What the task asks> Make an exact copy of all the material below, apart from the pictures.
-- start of Material provided --
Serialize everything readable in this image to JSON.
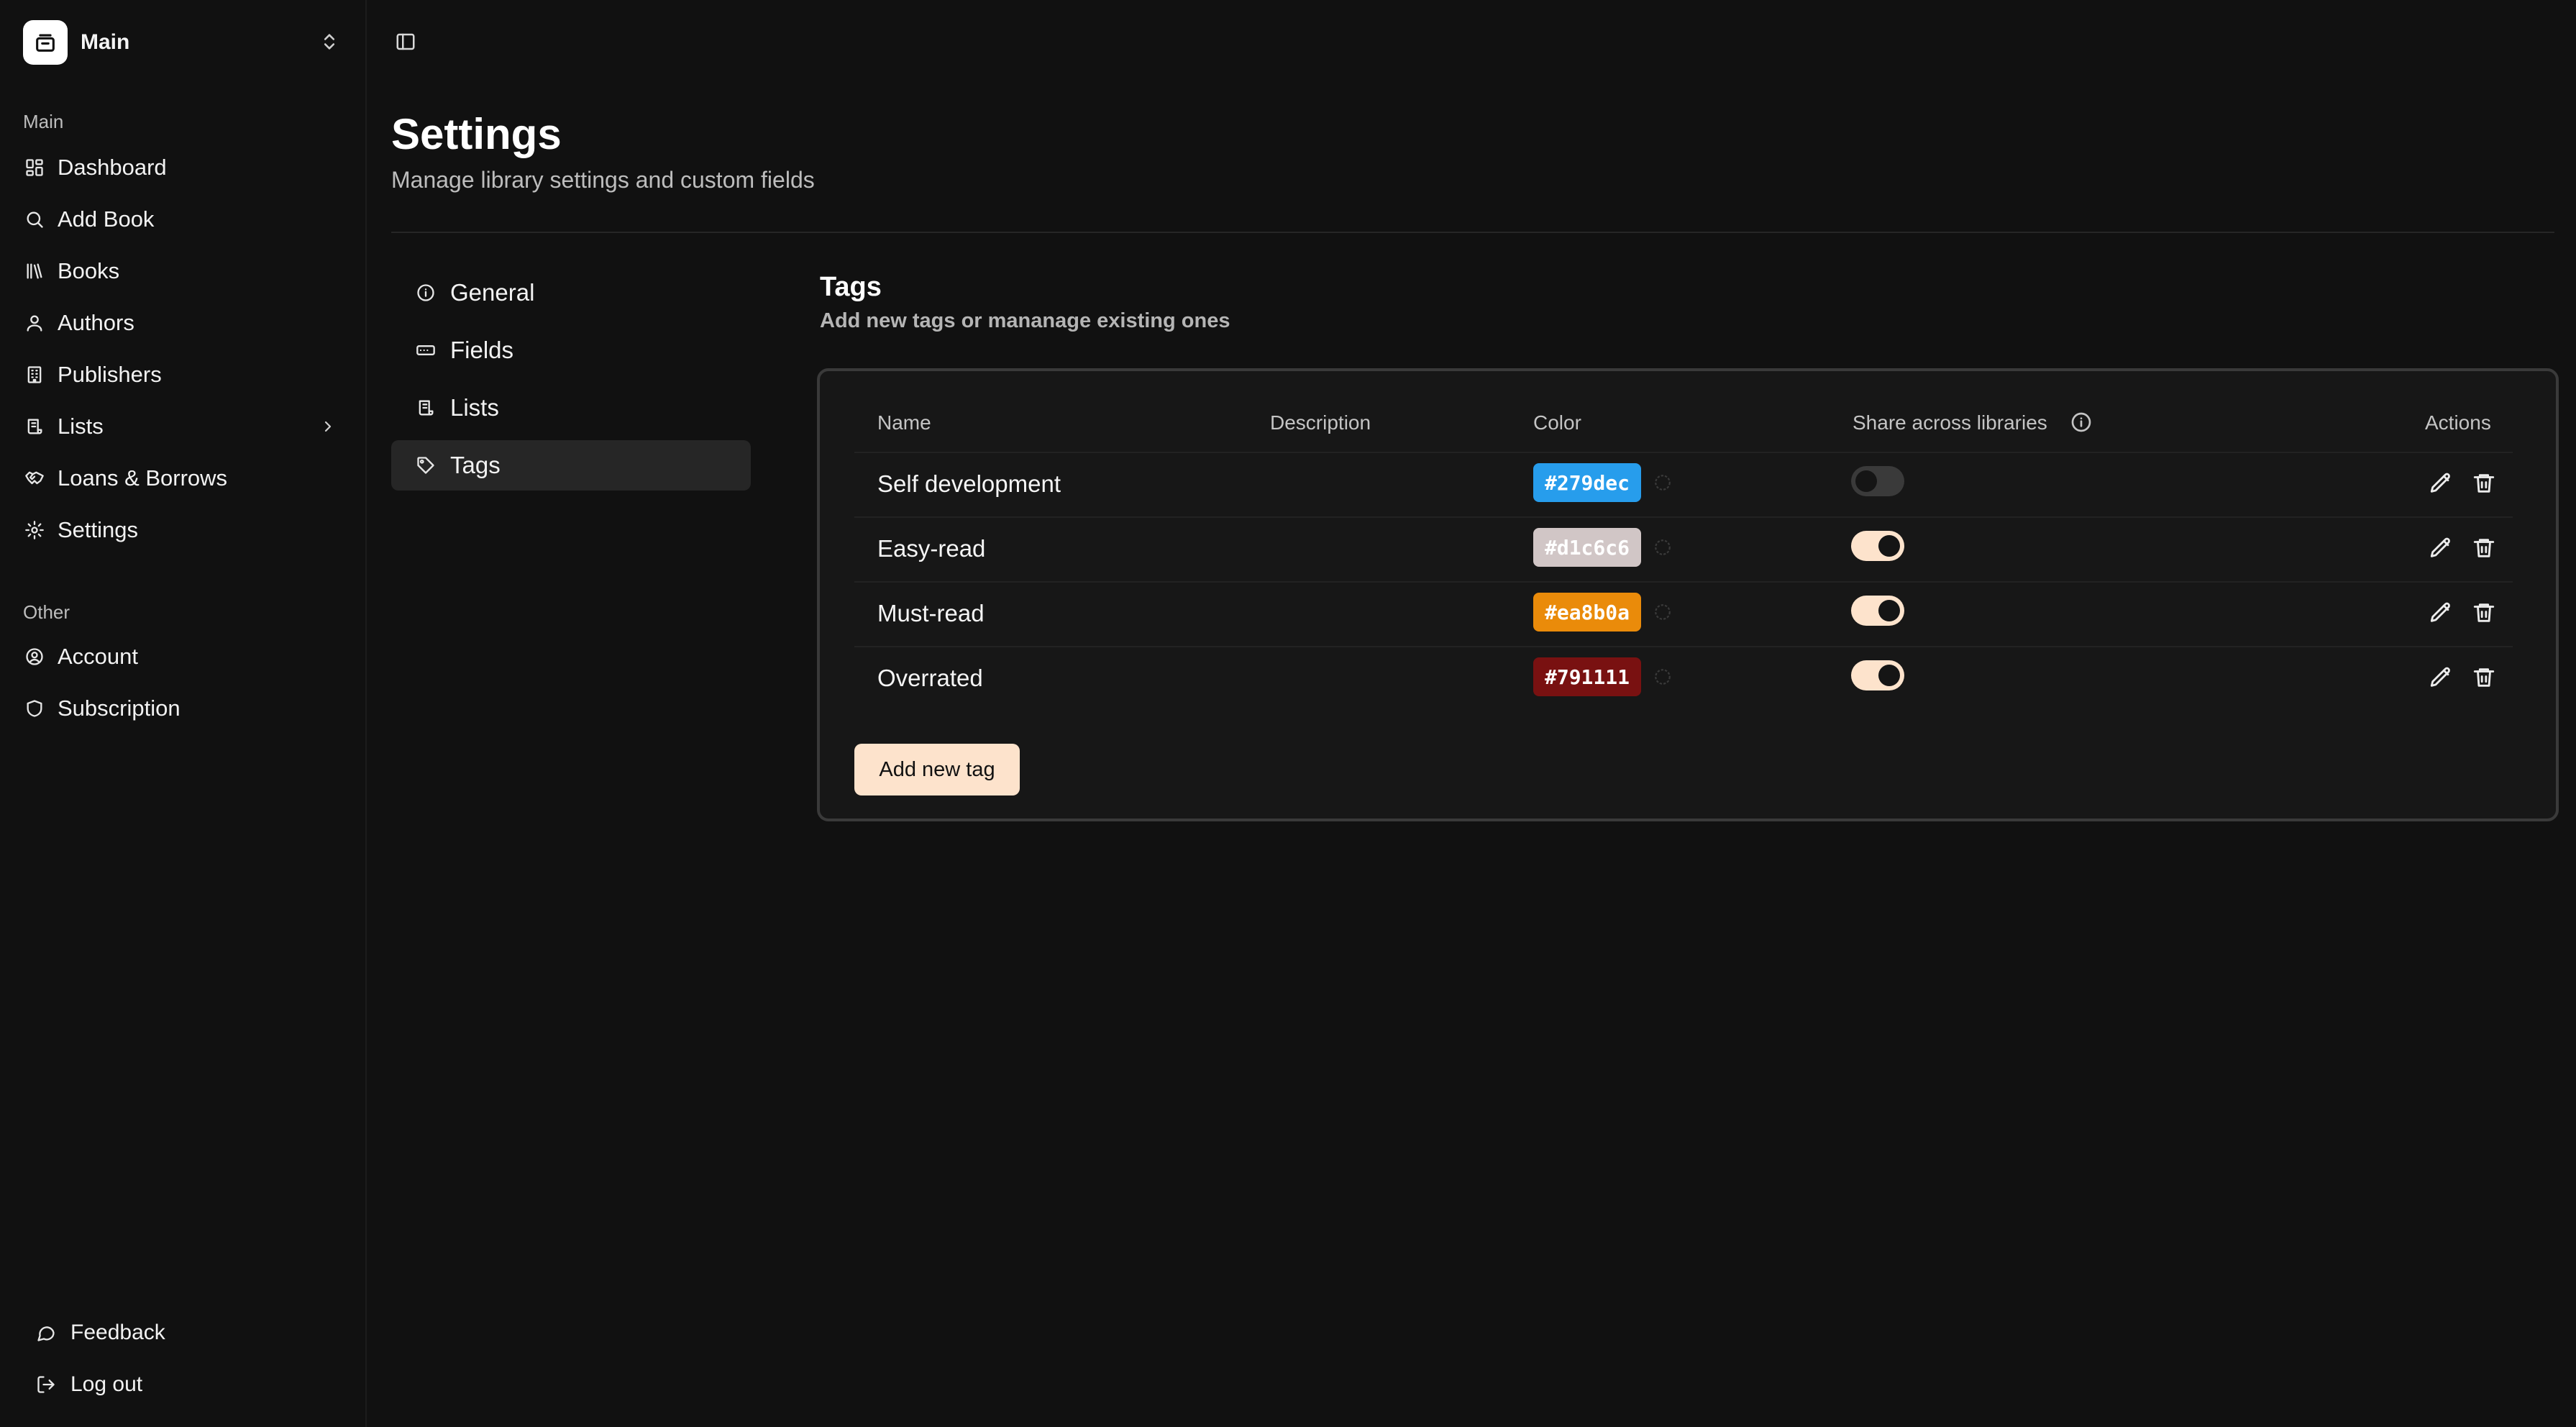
{
  "workspace": {
    "name": "Main"
  },
  "sidebar": {
    "main_label": "Main",
    "main_items": [
      {
        "label": "Dashboard",
        "icon": "dashboard-icon"
      },
      {
        "label": "Add Book",
        "icon": "search-icon"
      },
      {
        "label": "Books",
        "icon": "library-icon"
      },
      {
        "label": "Authors",
        "icon": "user-icon"
      },
      {
        "label": "Publishers",
        "icon": "building-icon"
      },
      {
        "label": "Lists",
        "icon": "scroll-icon"
      },
      {
        "label": "Loans & Borrows",
        "icon": "handshake-icon"
      },
      {
        "label": "Settings",
        "icon": "gear-icon"
      }
    ],
    "other_label": "Other",
    "other_items": [
      {
        "label": "Account",
        "icon": "user-circle-icon"
      },
      {
        "label": "Subscription",
        "icon": "shield-icon"
      }
    ],
    "bottom_items": [
      {
        "label": "Feedback",
        "icon": "message-icon"
      },
      {
        "label": "Log out",
        "icon": "logout-icon"
      }
    ]
  },
  "page": {
    "title": "Settings",
    "subtitle": "Manage library settings and custom fields"
  },
  "settings_nav": [
    {
      "label": "General",
      "icon": "info-icon",
      "active": false
    },
    {
      "label": "Fields",
      "icon": "input-icon",
      "active": false
    },
    {
      "label": "Lists",
      "icon": "scroll-icon",
      "active": false
    },
    {
      "label": "Tags",
      "icon": "tag-icon",
      "active": true
    }
  ],
  "tags_section": {
    "title": "Tags",
    "subtitle": "Add new tags or mananage existing ones",
    "columns": {
      "name": "Name",
      "description": "Description",
      "color": "Color",
      "share": "Share across libraries",
      "actions": "Actions"
    },
    "rows": [
      {
        "name": "Self development",
        "description": "",
        "color": "#279dec",
        "color_label": "#279dec",
        "shared": false
      },
      {
        "name": "Easy-read",
        "description": "",
        "color": "#d1c6c6",
        "color_label": "#d1c6c6",
        "shared": true
      },
      {
        "name": "Must-read",
        "description": "",
        "color": "#ea8b0a",
        "color_label": "#ea8b0a",
        "shared": true
      },
      {
        "name": "Overrated",
        "description": "",
        "color": "#791111",
        "color_label": "#791111",
        "shared": true
      }
    ],
    "add_button": "Add new tag"
  },
  "colors": {
    "background": "#111111",
    "accent": "#fde3cc",
    "active_nav": "#262626"
  }
}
-- end of Material provided --
Complete answer>
Serialize everything readable in this image to JSON.
{
  "workspace": {
    "name": "Main"
  },
  "sidebar": {
    "main_label": "Main",
    "main_items": [
      {
        "label": "Dashboard",
        "icon": "dashboard-icon"
      },
      {
        "label": "Add Book",
        "icon": "search-icon"
      },
      {
        "label": "Books",
        "icon": "library-icon"
      },
      {
        "label": "Authors",
        "icon": "user-icon"
      },
      {
        "label": "Publishers",
        "icon": "building-icon"
      },
      {
        "label": "Lists",
        "icon": "scroll-icon"
      },
      {
        "label": "Loans & Borrows",
        "icon": "handshake-icon"
      },
      {
        "label": "Settings",
        "icon": "gear-icon"
      }
    ],
    "other_label": "Other",
    "other_items": [
      {
        "label": "Account",
        "icon": "user-circle-icon"
      },
      {
        "label": "Subscription",
        "icon": "shield-icon"
      }
    ],
    "bottom_items": [
      {
        "label": "Feedback",
        "icon": "message-icon"
      },
      {
        "label": "Log out",
        "icon": "logout-icon"
      }
    ]
  },
  "page": {
    "title": "Settings",
    "subtitle": "Manage library settings and custom fields"
  },
  "settings_nav": [
    {
      "label": "General",
      "icon": "info-icon",
      "active": false
    },
    {
      "label": "Fields",
      "icon": "input-icon",
      "active": false
    },
    {
      "label": "Lists",
      "icon": "scroll-icon",
      "active": false
    },
    {
      "label": "Tags",
      "icon": "tag-icon",
      "active": true
    }
  ],
  "tags_section": {
    "title": "Tags",
    "subtitle": "Add new tags or mananage existing ones",
    "columns": {
      "name": "Name",
      "description": "Description",
      "color": "Color",
      "share": "Share across libraries",
      "actions": "Actions"
    },
    "rows": [
      {
        "name": "Self development",
        "description": "",
        "color": "#279dec",
        "color_label": "#279dec",
        "shared": false
      },
      {
        "name": "Easy-read",
        "description": "",
        "color": "#d1c6c6",
        "color_label": "#d1c6c6",
        "shared": true
      },
      {
        "name": "Must-read",
        "description": "",
        "color": "#ea8b0a",
        "color_label": "#ea8b0a",
        "shared": true
      },
      {
        "name": "Overrated",
        "description": "",
        "color": "#791111",
        "color_label": "#791111",
        "shared": true
      }
    ],
    "add_button": "Add new tag"
  },
  "colors": {
    "background": "#111111",
    "accent": "#fde3cc",
    "active_nav": "#262626"
  }
}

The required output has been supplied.